## What the task asks
Each line containing the word "Прочая" must be collected.

:: Dataset entries ::

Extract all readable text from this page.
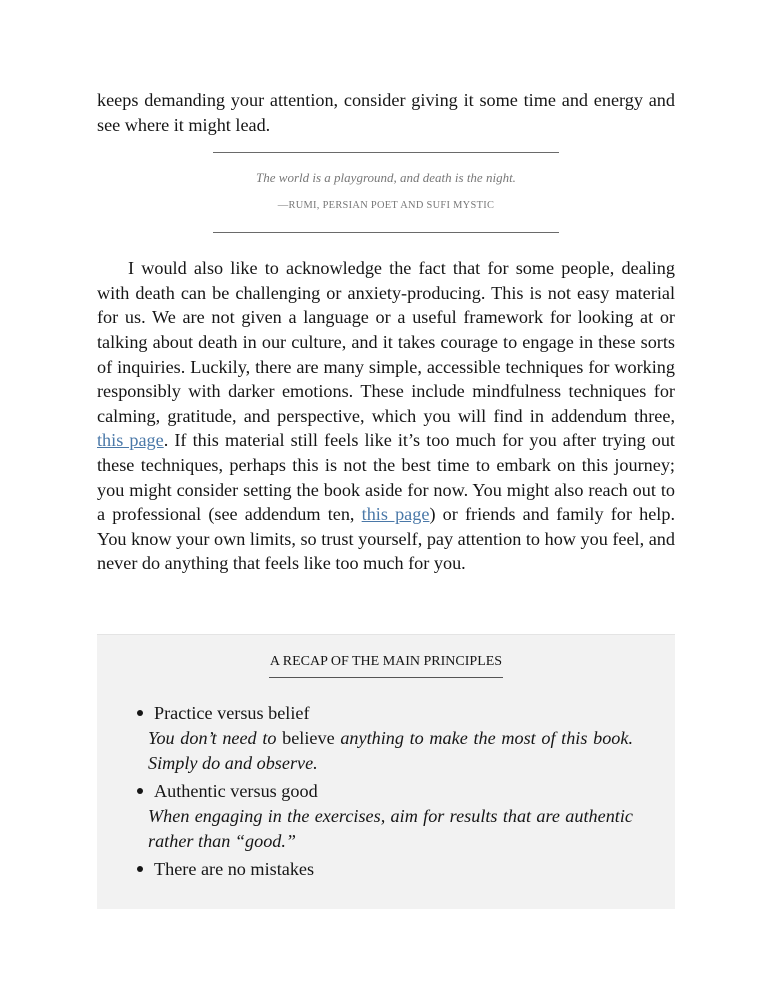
keeps demanding your attention, consider giving it some time and energy and see where it might lead.

The world is a playground, and death is the night.

—RUMI, PERSIAN POET AND SUFI MYSTIC

I would also like to acknowledge the fact that for some people, dealing with death can be challenging or anxiety-producing. This is not easy material for us. We are not given a language or a useful framework for looking at or talking about death in our culture, and it takes courage to engage in these sorts of inquiries. Luckily, there are many simple, accessible techniques for working responsibly with darker emotions. These include mindfulness techniques for calming, gratitude, and perspective, which you will find in addendum three, this page. If this material still feels like it’s too much for you after trying out these techniques, perhaps this is not the best time to embark on this journey; you might consider setting the book aside for now. You might also reach out to a professional (see addendum ten, this page) or friends and family for help. You know your own limits, so trust yourself, pay attention to how you feel, and never do anything that feels like too much for you.

A RECAP OF THE MAIN PRINCIPLES

Practice versus belief

You don’t need to believe anything to make the most of this book. Simply do and observe.

Authentic versus good

When engaging in the exercises, aim for results that are authentic rather than “good.”

There are no mistakes
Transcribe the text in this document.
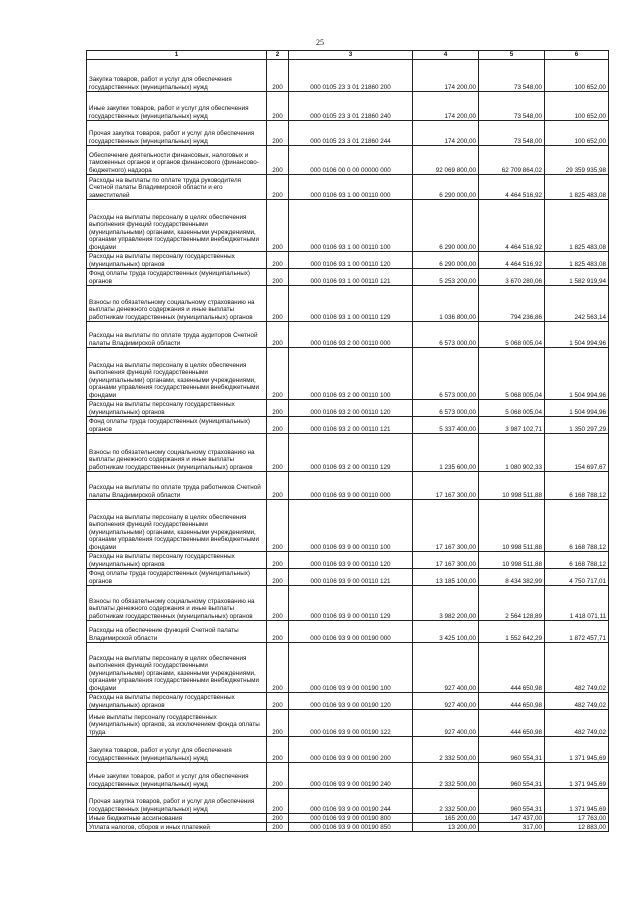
25
1	2	3	4	5	6
Закупка товаров, работ и услуг для обеспечения государственных (муниципальных) нужд	200	000 0105 23 3 01 21860 200	174 200,00	73 548,00	100 652,00
Иные закупки товаров, работ и услуг для обеспечения государственных (муниципальных) нужд	200	000 0105 23 3 01 21860 240	174 200,00	73 548,00	100 652,00
Прочая закупка товаров, работ и услуг для обеспечения государственных (муниципальных) нужд	200	000 0105 23 3 01 21860 244	174 200,00	73 548,00	100 652,00
Обеспечение деятельности финансовых, налоговых и таможенных органов и органов финансового (финансово-бюджетного) надзора	200	000 0106 00 0 00 00000 000	92 069 800,00	62 709 864,02	29 359 935,98
Расходы на выплаты по оплате труда руководителя Счетной палаты Владимирской области и его заместителей	200	000 0106 93 1 00 00110 000	6 290 000,00	4 464 516,92	1 825 483,08
Расходы на выплаты персоналу в целях обеспечения выполнения функций государственными (муниципальными) органами, казенными учреждениями, органами управления государственными внебюджетными фондами	200	000 0106 93 1 00 00110 100	6 290 000,00	4 464 516,92	1 825 483,08
Расходы на выплаты персоналу государственных (муниципальных) органов	200	000 0106 93 1 00 00110 120	6 290 000,00	4 464 516,92	1 825 483,08
Фонд оплаты труда государственных (муниципальных) органов	200	000 0106 93 1 00 00110 121	5 253 200,00	3 670 280,06	1 582 919,94
Взносы по обязательному социальному страхованию на выплаты денежного содержания и иные выплаты работникам государственных (муниципальных) органов	200	000 0106 93 1 00 00110 129	1 036 800,00	794 236,86	242 563,14
Расходы на выплаты по оплате труда аудиторов Счетной палаты Владимирской области	200	000 0106 93 2 00 00110 000	6 573 000,00	5 068 005,04	1 504 994,96
Расходы на выплаты персоналу в целях обеспечения выполнения функций государственными (муниципальными) органами, казенными учреждениями, органами управления государственными внебюджетными фондами	200	000 0106 93 2 00 00110 100	6 573 000,00	5 068 005,04	1 504 994,96
Расходы на выплаты персоналу государственных (муниципальных) органов	200	000 0106 93 2 00 00110 120	6 573 000,00	5 068 005,04	1 504 994,96
Фонд оплаты труда государственных (муниципальных) органов	200	000 0106 93 2 00 00110 121	5 337 400,00	3 987 102,71	1 350 297,29
Взносы по обязательному социальному страхованию на выплаты денежного содержания и иные выплаты работникам государственных (муниципальных) органов	200	000 0106 93 2 00 00110 129	1 235 600,00	1 080 902,33	154 697,67
Расходы на выплаты по оплате труда работников Счетной палаты Владимирской области	200	000 0106 93 9 00 00110 000	17 167 300,00	10 998 511,88	6 168 788,12
Расходы на выплаты персоналу в целях обеспечения выполнения функций государственными (муниципальными) органами, казенными учреждениями, органами управления государственными внебюджетными фондами	200	000 0106 93 9 00 00110 100	17 167 300,00	10 998 511,88	6 168 788,12
Расходы на выплаты персоналу государственных (муниципальных) органов	200	000 0106 93 9 00 00110 120	17 167 300,00	10 998 511,88	6 168 788,12
Фонд оплаты труда государственных (муниципальных) органов	200	000 0106 93 9 00 00110 121	13 185 100,00	8 434 382,99	4 750 717,01
Взносы по обязательному социальному страхованию на выплаты денежного содержания и иные выплаты работникам государственных (муниципальных) органов	200	000 0106 93 9 00 00110 129	3 982 200,00	2 564 128,89	1 418 071,11
Расходы на обеспечение функций Счетной палаты Владимирской области	200	000 0106 93 9 00 00190 000	3 425 100,00	1 552 642,29	1 872 457,71
Расходы на выплаты персоналу в целях обеспечения выполнения функций государственными (муниципальными) органами, казенными учреждениями, органами управления государственными внебюджетными фондами	200	000 0106 93 9 00 00190 100	927 400,00	444 650,98	482 749,02
Расходы на выплаты персоналу государственных (муниципальных) органов	200	000 0106 93 9 00 00190 120	927 400,00	444 650,98	482 749,02
Иные выплаты персоналу государственных (муниципальных) органов, за исключением фонда оплаты труда	200	000 0106 93 9 00 00190 122	927 400,00	444 650,98	482 749,02
Закупка товаров, работ и услуг для обеспечения государственных (муниципальных) нужд	200	000 0106 93 9 00 00190 200	2 332 500,00	960 554,31	1 371 945,69
Иные закупки товаров, работ и услуг для обеспечения государственных (муниципальных) нужд	200	000 0106 93 9 00 00190 240	2 332 500,00	960 554,31	1 371 945,69
Прочая закупка товаров, работ и услуг для обеспечения государственных (муниципальных) нужд	200	000 0106 93 9 00 00190 244	2 332 500,00	960 554,31	1 371 945,69
Иные бюджетные ассигнования	200	000 0106 93 9 00 00190 800	165 200,00	147 437,00	17 763,00
Уплата налогов, сборов и иных платежей	200	000 0106 93 9 00 00190 850	13 200,00	317,00	12 883,00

:::

## Correct output
Прочая закупка товаров, работ и услуг для обеспечения государственных (муниципальных) нужд	200	000 0105 23 3 01 21860 244	174 200,00	73 548,00	100 652,00
Прочая закупка товаров, работ и услуг для обеспечения государственных (муниципальных) нужд	200	000 0106 93 9 00 00190 244	2 332 500,00	960 554,31	1 371 945,69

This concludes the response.